> **Short task**:
Leave out the pictures and return every entry exactly as it appears.

> **Record set**:
[Start]

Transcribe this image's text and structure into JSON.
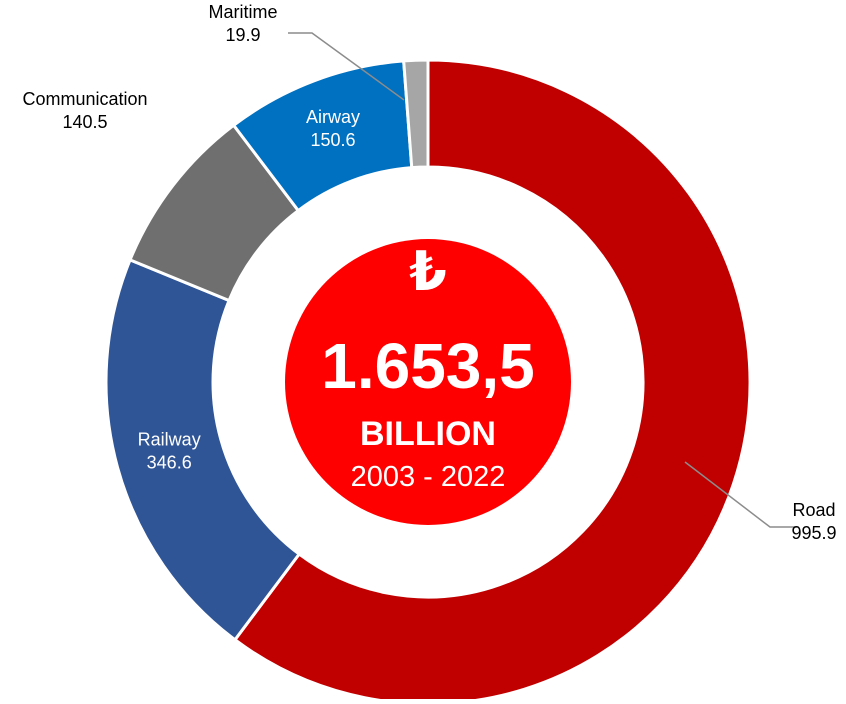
{
  "chart_data": {
    "type": "pie",
    "variant": "donut",
    "slices": [
      {
        "label": "Road",
        "value": 995.9,
        "value_text": "995.9",
        "color": "#C00000",
        "label_placement": "outside"
      },
      {
        "label": "Railway",
        "value": 346.6,
        "value_text": "346.6",
        "color": "#2F5597",
        "label_placement": "inside"
      },
      {
        "label": "Communication",
        "value": 140.5,
        "value_text": "140.5",
        "color": "#6F6F6F",
        "label_placement": "outside"
      },
      {
        "label": "Airway",
        "value": 150.6,
        "value_text": "150.6",
        "color": "#0070C0",
        "label_placement": "inside"
      },
      {
        "label": "Maritime",
        "value": 19.9,
        "value_text": "19.9",
        "color": "#A6A6A6",
        "label_placement": "outside"
      }
    ],
    "direction": "clockwise from top",
    "legend": "none"
  },
  "center": {
    "currency_symbol": "₺",
    "total": "1.653,5",
    "unit": "BILLION",
    "period": "2003 - 2022",
    "color": "#FF0000"
  }
}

[End]

> **Complete answer**:
Transcribe this image's text and structure into JSON.
{
  "chart_data": {
    "type": "pie",
    "variant": "donut",
    "slices": [
      {
        "label": "Road",
        "value": 995.9,
        "value_text": "995.9",
        "color": "#C00000",
        "label_placement": "outside"
      },
      {
        "label": "Railway",
        "value": 346.6,
        "value_text": "346.6",
        "color": "#2F5597",
        "label_placement": "inside"
      },
      {
        "label": "Communication",
        "value": 140.5,
        "value_text": "140.5",
        "color": "#6F6F6F",
        "label_placement": "outside"
      },
      {
        "label": "Airway",
        "value": 150.6,
        "value_text": "150.6",
        "color": "#0070C0",
        "label_placement": "inside"
      },
      {
        "label": "Maritime",
        "value": 19.9,
        "value_text": "19.9",
        "color": "#A6A6A6",
        "label_placement": "outside"
      }
    ],
    "direction": "clockwise from top",
    "legend": "none"
  },
  "center": {
    "currency_symbol": "₺",
    "total": "1.653,5",
    "unit": "BILLION",
    "period": "2003 - 2022",
    "color": "#FF0000"
  }
}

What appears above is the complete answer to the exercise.